## Start

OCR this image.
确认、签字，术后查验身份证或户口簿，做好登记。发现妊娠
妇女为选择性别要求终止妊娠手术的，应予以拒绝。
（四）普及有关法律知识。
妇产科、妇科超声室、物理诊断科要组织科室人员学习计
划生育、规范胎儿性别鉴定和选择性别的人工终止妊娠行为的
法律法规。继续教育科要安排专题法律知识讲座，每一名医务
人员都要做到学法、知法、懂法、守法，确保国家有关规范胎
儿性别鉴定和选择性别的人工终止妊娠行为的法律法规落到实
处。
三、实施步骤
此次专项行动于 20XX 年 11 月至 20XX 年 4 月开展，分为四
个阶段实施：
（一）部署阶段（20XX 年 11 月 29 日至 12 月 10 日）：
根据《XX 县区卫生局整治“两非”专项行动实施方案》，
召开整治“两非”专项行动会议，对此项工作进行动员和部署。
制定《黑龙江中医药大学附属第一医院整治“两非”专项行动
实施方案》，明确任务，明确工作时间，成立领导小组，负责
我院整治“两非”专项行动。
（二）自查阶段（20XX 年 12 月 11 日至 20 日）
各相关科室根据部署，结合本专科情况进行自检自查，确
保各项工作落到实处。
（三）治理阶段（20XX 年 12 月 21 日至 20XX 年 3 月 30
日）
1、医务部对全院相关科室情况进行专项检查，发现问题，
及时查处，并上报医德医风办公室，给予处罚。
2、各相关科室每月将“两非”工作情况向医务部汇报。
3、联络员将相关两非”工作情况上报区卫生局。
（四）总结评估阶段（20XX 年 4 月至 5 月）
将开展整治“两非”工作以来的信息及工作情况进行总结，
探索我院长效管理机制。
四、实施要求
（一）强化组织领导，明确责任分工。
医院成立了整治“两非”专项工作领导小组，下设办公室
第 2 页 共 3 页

## End

■ Direction
Type the material above out again, exactly.

■ Result of this exercise
OCR this image.
确认、签字，术后查验身份证或户口簿，做好登记。发现妊娠
妇女为选择性别要求终止妊娠手术的，应予以拒绝。
（四）普及有关法律知识。
妇产科、妇科超声室、物理诊断科要组织科室人员学习计
划生育、规范胎儿性别鉴定和选择性别的人工终止妊娠行为的
法律法规。继续教育科要安排专题法律知识讲座，每一名医务
人员都要做到学法、知法、懂法、守法，确保国家有关规范胎
儿性别鉴定和选择性别的人工终止妊娠行为的法律法规落到实
处。
三、实施步骤
此次专项行动于 20XX 年 11 月至 20XX 年 4 月开展，分为四
个阶段实施：
（一）部署阶段（20XX 年 11 月 29 日至 12 月 10 日）：
根据《XX 县区卫生局整治“两非”专项行动实施方案》，
召开整治“两非”专项行动会议，对此项工作进行动员和部署。
制定《黑龙江中医药大学附属第一医院整治“两非”专项行动
实施方案》，明确任务，明确工作时间，成立领导小组，负责
我院整治“两非”专项行动。
（二）自查阶段（20XX 年 12 月 11 日至 20 日）
各相关科室根据部署，结合本专科情况进行自检自查，确
保各项工作落到实处。
（三）治理阶段（20XX 年 12 月 21 日至 20XX 年 3 月 30
日）
1、医务部对全院相关科室情况进行专项检查，发现问题，
及时查处，并上报医德医风办公室，给予处罚。
2、各相关科室每月将“两非”工作情况向医务部汇报。
3、联络员将相关两非”工作情况上报区卫生局。
（四）总结评估阶段（20XX 年 4 月至 5 月）
将开展整治“两非”工作以来的信息及工作情况进行总结，
探索我院长效管理机制。
四、实施要求
（一）强化组织领导，明确责任分工。
医院成立了整治“两非”专项工作领导小组，下设办公室
第 2 页 共 3 页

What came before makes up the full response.